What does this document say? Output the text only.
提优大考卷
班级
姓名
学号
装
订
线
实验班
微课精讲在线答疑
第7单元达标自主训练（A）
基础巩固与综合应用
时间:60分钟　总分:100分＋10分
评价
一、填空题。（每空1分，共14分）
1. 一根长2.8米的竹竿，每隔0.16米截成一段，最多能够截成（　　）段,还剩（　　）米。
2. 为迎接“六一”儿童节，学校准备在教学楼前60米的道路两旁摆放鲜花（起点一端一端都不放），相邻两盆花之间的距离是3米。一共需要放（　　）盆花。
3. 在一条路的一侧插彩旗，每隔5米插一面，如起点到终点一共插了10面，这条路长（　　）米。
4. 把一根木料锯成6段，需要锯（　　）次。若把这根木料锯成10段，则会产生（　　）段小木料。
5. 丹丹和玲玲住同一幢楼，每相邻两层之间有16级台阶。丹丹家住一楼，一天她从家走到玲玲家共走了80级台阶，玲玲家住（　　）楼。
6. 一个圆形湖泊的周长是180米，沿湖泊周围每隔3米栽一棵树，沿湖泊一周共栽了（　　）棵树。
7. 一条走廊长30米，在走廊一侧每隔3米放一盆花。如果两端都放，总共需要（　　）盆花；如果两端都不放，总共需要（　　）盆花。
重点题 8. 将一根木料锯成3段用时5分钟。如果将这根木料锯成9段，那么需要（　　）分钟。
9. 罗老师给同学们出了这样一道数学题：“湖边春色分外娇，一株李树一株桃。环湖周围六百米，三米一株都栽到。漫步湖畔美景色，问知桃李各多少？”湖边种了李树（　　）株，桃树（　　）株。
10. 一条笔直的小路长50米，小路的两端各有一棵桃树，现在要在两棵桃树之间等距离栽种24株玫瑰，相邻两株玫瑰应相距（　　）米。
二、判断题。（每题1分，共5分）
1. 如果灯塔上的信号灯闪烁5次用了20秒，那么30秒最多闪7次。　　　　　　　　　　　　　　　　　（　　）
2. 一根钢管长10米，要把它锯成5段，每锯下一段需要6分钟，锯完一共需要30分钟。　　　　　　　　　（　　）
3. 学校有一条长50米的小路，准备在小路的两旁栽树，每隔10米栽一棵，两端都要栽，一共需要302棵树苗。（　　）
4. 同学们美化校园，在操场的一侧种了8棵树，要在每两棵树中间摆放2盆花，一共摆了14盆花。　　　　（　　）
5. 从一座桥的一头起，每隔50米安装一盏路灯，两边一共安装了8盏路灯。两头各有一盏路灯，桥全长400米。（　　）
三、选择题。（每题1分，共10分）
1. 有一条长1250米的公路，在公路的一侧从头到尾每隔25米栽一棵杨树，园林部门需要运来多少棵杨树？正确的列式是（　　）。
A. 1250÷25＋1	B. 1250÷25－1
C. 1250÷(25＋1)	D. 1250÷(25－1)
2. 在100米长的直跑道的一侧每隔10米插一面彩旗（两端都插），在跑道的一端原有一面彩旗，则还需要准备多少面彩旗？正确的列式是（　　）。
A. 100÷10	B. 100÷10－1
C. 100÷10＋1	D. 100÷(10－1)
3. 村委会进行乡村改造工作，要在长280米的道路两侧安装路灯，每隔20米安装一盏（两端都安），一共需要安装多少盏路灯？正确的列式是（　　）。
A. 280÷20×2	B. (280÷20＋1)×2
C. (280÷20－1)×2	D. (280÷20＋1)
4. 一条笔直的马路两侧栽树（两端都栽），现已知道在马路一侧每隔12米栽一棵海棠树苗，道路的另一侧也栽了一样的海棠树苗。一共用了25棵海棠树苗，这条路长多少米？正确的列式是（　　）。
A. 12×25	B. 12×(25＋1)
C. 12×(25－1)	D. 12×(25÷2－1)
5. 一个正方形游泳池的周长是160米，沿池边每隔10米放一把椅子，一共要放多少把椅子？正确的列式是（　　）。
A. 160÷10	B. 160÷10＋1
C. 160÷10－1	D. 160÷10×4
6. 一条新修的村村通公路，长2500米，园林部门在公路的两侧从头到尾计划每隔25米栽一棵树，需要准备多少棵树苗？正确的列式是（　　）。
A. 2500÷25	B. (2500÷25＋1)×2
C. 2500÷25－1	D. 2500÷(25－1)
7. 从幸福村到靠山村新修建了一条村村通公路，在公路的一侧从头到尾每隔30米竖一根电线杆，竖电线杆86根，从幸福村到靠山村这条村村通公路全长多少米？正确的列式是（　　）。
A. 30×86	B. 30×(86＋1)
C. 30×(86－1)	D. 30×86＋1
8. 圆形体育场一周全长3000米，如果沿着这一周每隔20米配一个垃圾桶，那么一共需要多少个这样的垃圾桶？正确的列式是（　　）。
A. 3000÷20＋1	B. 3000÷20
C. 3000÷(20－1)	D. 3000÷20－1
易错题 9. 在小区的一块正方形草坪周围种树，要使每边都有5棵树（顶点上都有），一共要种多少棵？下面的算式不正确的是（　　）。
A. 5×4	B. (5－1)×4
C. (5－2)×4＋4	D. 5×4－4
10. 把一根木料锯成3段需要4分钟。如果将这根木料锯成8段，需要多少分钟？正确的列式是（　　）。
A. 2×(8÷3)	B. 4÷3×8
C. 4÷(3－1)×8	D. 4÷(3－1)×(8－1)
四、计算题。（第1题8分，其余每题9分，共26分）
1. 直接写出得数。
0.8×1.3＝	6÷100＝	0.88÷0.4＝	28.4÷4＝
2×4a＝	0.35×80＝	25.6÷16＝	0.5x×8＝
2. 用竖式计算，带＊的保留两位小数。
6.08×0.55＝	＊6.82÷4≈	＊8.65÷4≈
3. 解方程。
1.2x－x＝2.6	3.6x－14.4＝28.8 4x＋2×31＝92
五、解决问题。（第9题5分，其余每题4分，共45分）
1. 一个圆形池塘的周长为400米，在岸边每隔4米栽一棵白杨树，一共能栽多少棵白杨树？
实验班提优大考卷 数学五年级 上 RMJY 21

════

• [EXERCISE PROMPT]: Gather all the lines that include the word "正确的列式是" and copy them out.

• [EXERCISE RESPONSE]:
1. 有一条长1250米的公路，在公路的一侧从头到尾每隔25米栽一棵杨树，园林部门需要运来多少棵杨树？正确的列式是（　　）。
2. 在100米长的直跑道的一侧每隔10米插一面彩旗（两端都插），在跑道的一端原有一面彩旗，则还需要准备多少面彩旗？正确的列式是（　　）。
3. 村委会进行乡村改造工作，要在长280米的道路两侧安装路灯，每隔20米安装一盏（两端都安），一共需要安装多少盏路灯？正确的列式是（　　）。
4. 一条笔直的马路两侧栽树（两端都栽），现已知道在马路一侧每隔12米栽一棵海棠树苗，道路的另一侧也栽了一样的海棠树苗。一共用了25棵海棠树苗，这条路长多少米？正确的列式是（　　）。
5. 一个正方形游泳池的周长是160米，沿池边每隔10米放一把椅子，一共要放多少把椅子？正确的列式是（　　）。
6. 一条新修的村村通公路，长2500米，园林部门在公路的两侧从头到尾计划每隔25米栽一棵树，需要准备多少棵树苗？正确的列式是（　　）。
7. 从幸福村到靠山村新修建了一条村村通公路，在公路的一侧从头到尾每隔30米竖一根电线杆，竖电线杆86根，从幸福村到靠山村这条村村通公路全长多少米？正确的列式是（　　）。
8. 圆形体育场一周全长3000米，如果沿着这一周每隔20米配一个垃圾桶，那么一共需要多少个这样的垃圾桶？正确的列式是（　　）。
10. 把一根木料锯成3段需要4分钟。如果将这根木料锯成8段，需要多少分钟？正确的列式是（　　）。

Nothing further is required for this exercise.